Stated task
Only the pictures stay out; every record is to be quoted exactly.
═══ Listed records
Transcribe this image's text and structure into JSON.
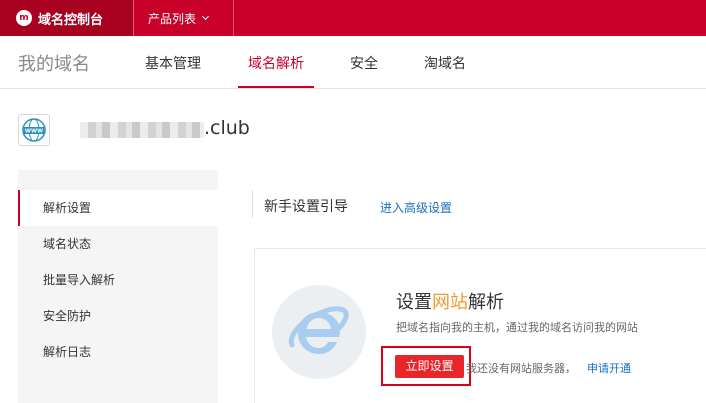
{
  "topbar": {
    "brand_title": "域名控制台",
    "brand_logo_text": "m",
    "product_menu": "产品列表"
  },
  "nav": {
    "title": "我的域名",
    "tabs": [
      {
        "label": "基本管理",
        "active": false
      },
      {
        "label": "域名解析",
        "active": true
      },
      {
        "label": "安全",
        "active": false
      },
      {
        "label": "淘域名",
        "active": false
      }
    ]
  },
  "domain": {
    "icon": "www-globe-icon",
    "icon_text": "WWW",
    "suffix": ".club"
  },
  "sidebar": {
    "items": [
      {
        "label": "解析设置",
        "active": true
      },
      {
        "label": "域名状态",
        "active": false
      },
      {
        "label": "批量导入解析",
        "active": false
      },
      {
        "label": "安全防护",
        "active": false
      },
      {
        "label": "解析日志",
        "active": false
      }
    ]
  },
  "main": {
    "guide_title": "新手设置引导",
    "advanced_link": "进入高级设置",
    "card": {
      "title_part1": "设置",
      "title_highlight": "网站",
      "title_part2": "解析",
      "description": "把域名指向我的主机，通过我的域名访问我的网站",
      "setup_button": "立即设置",
      "no_server_text": "我还没有网站服务器，",
      "apply_link": "申请开通"
    }
  },
  "colors": {
    "brand_red": "#c8002a",
    "highlight_orange": "#f29a2e",
    "link_blue": "#1a6fc2",
    "button_red": "#e8262a"
  }
}
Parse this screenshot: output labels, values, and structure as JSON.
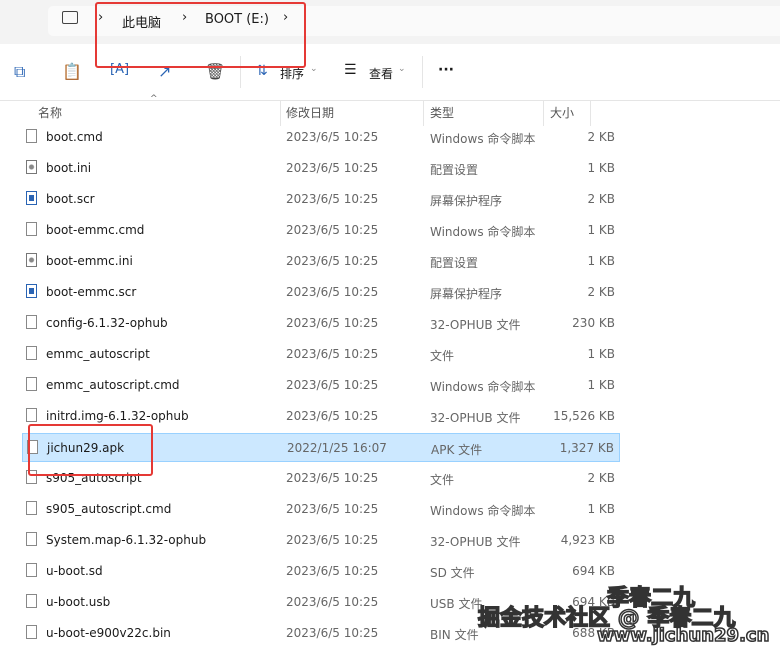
{
  "breadcrumb": {
    "items": [
      "此电脑",
      "BOOT (E:)"
    ]
  },
  "toolbar": {
    "sort_label": "排序",
    "view_label": "查看",
    "more_label": "···"
  },
  "columns": {
    "name": "名称",
    "modified": "修改日期",
    "type": "类型",
    "size": "大小"
  },
  "files": [
    {
      "name": "boot.cmd",
      "date": "2023/6/5 10:25",
      "type": "Windows 命令脚本",
      "size": "2 KB",
      "icon": "cmd"
    },
    {
      "name": "boot.ini",
      "date": "2023/6/5 10:25",
      "type": "配置设置",
      "size": "1 KB",
      "icon": "cfg"
    },
    {
      "name": "boot.scr",
      "date": "2023/6/5 10:25",
      "type": "屏幕保护程序",
      "size": "2 KB",
      "icon": "scr"
    },
    {
      "name": "boot-emmc.cmd",
      "date": "2023/6/5 10:25",
      "type": "Windows 命令脚本",
      "size": "1 KB",
      "icon": "cmd"
    },
    {
      "name": "boot-emmc.ini",
      "date": "2023/6/5 10:25",
      "type": "配置设置",
      "size": "1 KB",
      "icon": "cfg"
    },
    {
      "name": "boot-emmc.scr",
      "date": "2023/6/5 10:25",
      "type": "屏幕保护程序",
      "size": "2 KB",
      "icon": "scr"
    },
    {
      "name": "config-6.1.32-ophub",
      "date": "2023/6/5 10:25",
      "type": "32-OPHUB 文件",
      "size": "230 KB",
      "icon": "file"
    },
    {
      "name": "emmc_autoscript",
      "date": "2023/6/5 10:25",
      "type": "文件",
      "size": "1 KB",
      "icon": "file"
    },
    {
      "name": "emmc_autoscript.cmd",
      "date": "2023/6/5 10:25",
      "type": "Windows 命令脚本",
      "size": "1 KB",
      "icon": "cmd"
    },
    {
      "name": "initrd.img-6.1.32-ophub",
      "date": "2023/6/5 10:25",
      "type": "32-OPHUB 文件",
      "size": "15,526 KB",
      "icon": "file"
    },
    {
      "name": "jichun29.apk",
      "date": "2022/1/25 16:07",
      "type": "APK 文件",
      "size": "1,327 KB",
      "icon": "file",
      "selected": true
    },
    {
      "name": "s905_autoscript",
      "date": "2023/6/5 10:25",
      "type": "文件",
      "size": "2 KB",
      "icon": "file"
    },
    {
      "name": "s905_autoscript.cmd",
      "date": "2023/6/5 10:25",
      "type": "Windows 命令脚本",
      "size": "1 KB",
      "icon": "cmd"
    },
    {
      "name": "System.map-6.1.32-ophub",
      "date": "2023/6/5 10:25",
      "type": "32-OPHUB 文件",
      "size": "4,923 KB",
      "icon": "file"
    },
    {
      "name": "u-boot.sd",
      "date": "2023/6/5 10:25",
      "type": "SD 文件",
      "size": "694 KB",
      "icon": "file"
    },
    {
      "name": "u-boot.usb",
      "date": "2023/6/5 10:25",
      "type": "USB 文件",
      "size": "694 KB",
      "icon": "file"
    },
    {
      "name": "u-boot-e900v22c.bin",
      "date": "2023/6/5 10:25",
      "type": "BIN 文件",
      "size": "688 KB",
      "icon": "file"
    }
  ],
  "watermark": {
    "line1": "季春二九",
    "line2": "掘金技术社区 @ 季春二九",
    "line3": "www.jichun29.cn"
  }
}
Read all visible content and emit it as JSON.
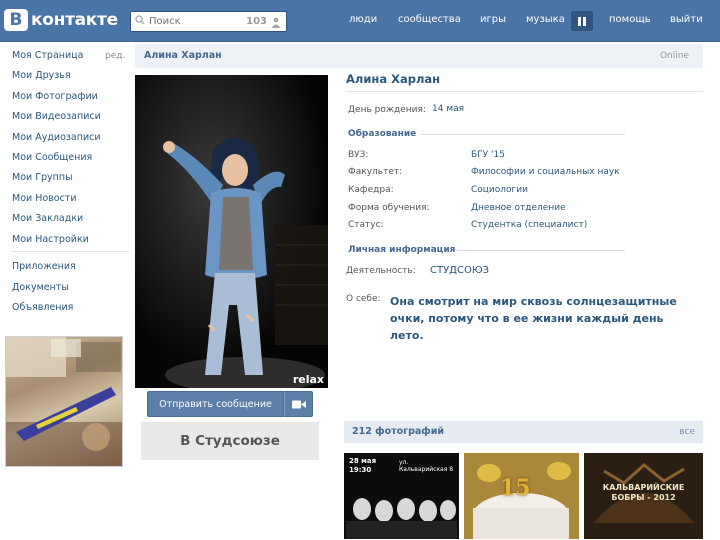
{
  "header": {
    "logo_letter": "В",
    "logo_text": "контакте",
    "search_placeholder": "Поиск",
    "search_count": "103",
    "nav": [
      "люди",
      "сообщества",
      "игры",
      "музыка",
      "помощь",
      "выйти"
    ]
  },
  "sidebar": {
    "edit_label": "ред.",
    "items": [
      {
        "label": "Моя Страница"
      },
      {
        "label": "Мои Друзья"
      },
      {
        "label": "Мои Фотографии"
      },
      {
        "label": "Мои Видеозаписи"
      },
      {
        "label": "Мои Аудиозаписи"
      },
      {
        "label": "Мои Сообщения"
      },
      {
        "label": "Мои Группы"
      },
      {
        "label": "Мои Новости"
      },
      {
        "label": "Мои Закладки"
      },
      {
        "label": "Мои Настройки"
      },
      {
        "label": "Приложения"
      },
      {
        "label": "Документы"
      },
      {
        "label": "Объявления"
      }
    ]
  },
  "title_bar": {
    "name": "Алина Харлан",
    "status": "Online"
  },
  "profile": {
    "name": "Алина Харлан",
    "photo_watermark": "relax",
    "send_message": "Отправить сообщение",
    "community": "В Студсоюзе",
    "birthday_label": "День рождения:",
    "birthday_value": "14 мая",
    "education_title": "Образование",
    "education": [
      {
        "label": "ВУЗ:",
        "value": "БГУ '15"
      },
      {
        "label": "Факультет:",
        "value": "Философии и социальных наук"
      },
      {
        "label": "Кафедра:",
        "value": "Социологии"
      },
      {
        "label": "Форма обучения:",
        "value": "Дневное отделение"
      },
      {
        "label": "Статус:",
        "value": "Студентка (специалист)"
      }
    ],
    "personal_title": "Личная информация",
    "activity_label": "Деятельность:",
    "activity_value": "СТУДСОЮЗ",
    "about_label": "О себе:",
    "about_text": "Она смотрит на мир сквозь солнцезащитные очки, потому что в ее жизни каждый день лето."
  },
  "photos": {
    "count_label": "212 фотографий",
    "all_label": "все",
    "thumb1_date": "28 мая",
    "thumb1_time": "19:30",
    "thumb1_addr": "ул. Кальварийская 8",
    "thumb2_number": "15",
    "thumb3_text": "КАЛЬВАРИЙСКИЕ БОБРЫ - 2012"
  },
  "colors": {
    "header_bg": "#4a74a5",
    "link": "#2b587a",
    "button": "#5b7fa6"
  }
}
══════
Written solution
Transcribe this image's text and structure into JSON.
{
  "topbar": {
    "brand_title": "域名控制台",
    "brand_logo_text": "m",
    "product_menu": "产品列表"
  },
  "nav": {
    "title": "我的域名",
    "tabs": [
      {
        "label": "基本管理",
        "active": false
      },
      {
        "label": "域名解析",
        "active": true
      },
      {
        "label": "安全",
        "active": false
      },
      {
        "label": "淘域名",
        "active": false
      }
    ]
  },
  "domain": {
    "icon": "www-globe-icon",
    "icon_text": "WWW",
    "suffix": ".club"
  },
  "sidebar": {
    "items": [
      {
        "label": "解析设置",
        "active": true
      },
      {
        "label": "域名状态",
        "active": false
      },
      {
        "label": "批量导入解析",
        "active": false
      },
      {
        "label": "安全防护",
        "active": false
      },
      {
        "label": "解析日志",
        "active": false
      }
    ]
  },
  "main": {
    "guide_title": "新手设置引导",
    "advanced_link": "进入高级设置",
    "card": {
      "title_part1": "设置",
      "title_highlight": "网站",
      "title_part2": "解析",
      "description": "把域名指向我的主机，通过我的域名访问我的网站",
      "setup_button": "立即设置",
      "no_server_text": "我还没有网站服务器，",
      "apply_link": "申请开通"
    }
  },
  "colors": {
    "brand_red": "#c8002a",
    "highlight_orange": "#f29a2e",
    "link_blue": "#1a6fc2",
    "button_red": "#e8262a"
  }
}
Parse this screenshot: output labels, values, and structure as JSON.
{
  "breadcrumb": {
    "items": [
      "此电脑",
      "BOOT (E:)"
    ]
  },
  "toolbar": {
    "sort_label": "排序",
    "view_label": "查看",
    "more_label": "···"
  },
  "columns": {
    "name": "名称",
    "modified": "修改日期",
    "type": "类型",
    "size": "大小"
  },
  "files": [
    {
      "name": "boot.cmd",
      "date": "2023/6/5 10:25",
      "type": "Windows 命令脚本",
      "size": "2 KB",
      "icon": "cmd"
    },
    {
      "name": "boot.ini",
      "date": "2023/6/5 10:25",
      "type": "配置设置",
      "size": "1 KB",
      "icon": "cfg"
    },
    {
      "name": "boot.scr",
      "date": "2023/6/5 10:25",
      "type": "屏幕保护程序",
      "size": "2 KB",
      "icon": "scr"
    },
    {
      "name": "boot-emmc.cmd",
      "date": "2023/6/5 10:25",
      "type": "Windows 命令脚本",
      "size": "1 KB",
      "icon": "cmd"
    },
    {
      "name": "boot-emmc.ini",
      "date": "2023/6/5 10:25",
      "type": "配置设置",
      "size": "1 KB",
      "icon": "cfg"
    },
    {
      "name": "boot-emmc.scr",
      "date": "2023/6/5 10:25",
      "type": "屏幕保护程序",
      "size": "2 KB",
      "icon": "scr"
    },
    {
      "name": "config-6.1.32-ophub",
      "date": "2023/6/5 10:25",
      "type": "32-OPHUB 文件",
      "size": "230 KB",
      "icon": "file"
    },
    {
      "name": "emmc_autoscript",
      "date": "2023/6/5 10:25",
      "type": "文件",
      "size": "1 KB",
      "icon": "file"
    },
    {
      "name": "emmc_autoscript.cmd",
      "date": "2023/6/5 10:25",
      "type": "Windows 命令脚本",
      "size": "1 KB",
      "icon": "cmd"
    },
    {
      "name": "initrd.img-6.1.32-ophub",
      "date": "2023/6/5 10:25",
      "type": "32-OPHUB 文件",
      "size": "15,526 KB",
      "icon": "file"
    },
    {
      "name": "jichun29.apk",
      "date": "2022/1/25 16:07",
      "type": "APK 文件",
      "size": "1,327 KB",
      "icon": "file",
      "selected": true
    },
    {
      "name": "s905_autoscript",
      "date": "2023/6/5 10:25",
      "type": "文件",
      "size": "2 KB",
      "icon": "file"
    },
    {
      "name": "s905_autoscript.cmd",
      "date": "2023/6/5 10:25",
      "type": "Windows 命令脚本",
      "size": "1 KB",
      "icon": "cmd"
    },
    {
      "name": "System.map-6.1.32-ophub",
      "date": "2023/6/5 10:25",
      "type": "32-OPHUB 文件",
      "size": "4,923 KB",
      "icon": "file"
    },
    {
      "name": "u-boot.sd",
      "date": "2023/6/5 10:25",
      "type": "SD 文件",
      "size": "694 KB",
      "icon": "file"
    },
    {
      "name": "u-boot.usb",
      "date": "2023/6/5 10:25",
      "type": "USB 文件",
      "size": "694 KB",
      "icon": "file"
    },
    {
      "name": "u-boot-e900v22c.bin",
      "date": "2023/6/5 10:25",
      "type": "BIN 文件",
      "size": "688 KB",
      "icon": "file"
    }
  ],
  "watermark": {
    "line1": "季春二九",
    "line2": "掘金技术社区 @ 季春二九",
    "line3": "www.jichun29.cn"
  }
}
Read all visible content and emit it as JSON.
{
  "header": {
    "logo_letter": "В",
    "logo_text": "контакте",
    "search_placeholder": "Поиск",
    "search_count": "103",
    "nav": [
      "люди",
      "сообщества",
      "игры",
      "музыка",
      "помощь",
      "выйти"
    ]
  },
  "sidebar": {
    "edit_label": "ред.",
    "items": [
      {
        "label": "Моя Страница"
      },
      {
        "label": "Мои Друзья"
      },
      {
        "label": "Мои Фотографии"
      },
      {
        "label": "Мои Видеозаписи"
      },
      {
        "label": "Мои Аудиозаписи"
      },
      {
        "label": "Мои Сообщения"
      },
      {
        "label": "Мои Группы"
      },
      {
        "label": "Мои Новости"
      },
      {
        "label": "Мои Закладки"
      },
      {
        "label": "Мои Настройки"
      },
      {
        "label": "Приложения"
      },
      {
        "label": "Документы"
      },
      {
        "label": "Объявления"
      }
    ]
  },
  "title_bar": {
    "name": "Алина Харлан",
    "status": "Online"
  },
  "profile": {
    "name": "Алина Харлан",
    "photo_watermark": "relax",
    "send_message": "Отправить сообщение",
    "community": "В Студсоюзе",
    "birthday_label": "День рождения:",
    "birthday_value": "14 мая",
    "education_title": "Образование",
    "education": [
      {
        "label": "ВУЗ:",
        "value": "БГУ '15"
      },
      {
        "label": "Факультет:",
        "value": "Философии и социальных наук"
      },
      {
        "label": "Кафедра:",
        "value": "Социологии"
      },
      {
        "label": "Форма обучения:",
        "value": "Дневное отделение"
      },
      {
        "label": "Статус:",
        "value": "Студентка (специалист)"
      }
    ],
    "personal_title": "Личная информация",
    "activity_label": "Деятельность:",
    "activity_value": "СТУДСОЮЗ",
    "about_label": "О себе:",
    "about_text": "Она смотрит на мир сквозь солнцезащитные очки, потому что в ее жизни каждый день лето."
  },
  "photos": {
    "count_label": "212 фотографий",
    "all_label": "все",
    "thumb1_date": "28 мая",
    "thumb1_time": "19:30",
    "thumb1_addr": "ул. Кальварийская 8",
    "thumb2_number": "15",
    "thumb3_text": "КАЛЬВАРИЙСКИЕ БОБРЫ - 2012"
  },
  "colors": {
    "header_bg": "#4a74a5",
    "link": "#2b587a",
    "button": "#5b7fa6"
  }
}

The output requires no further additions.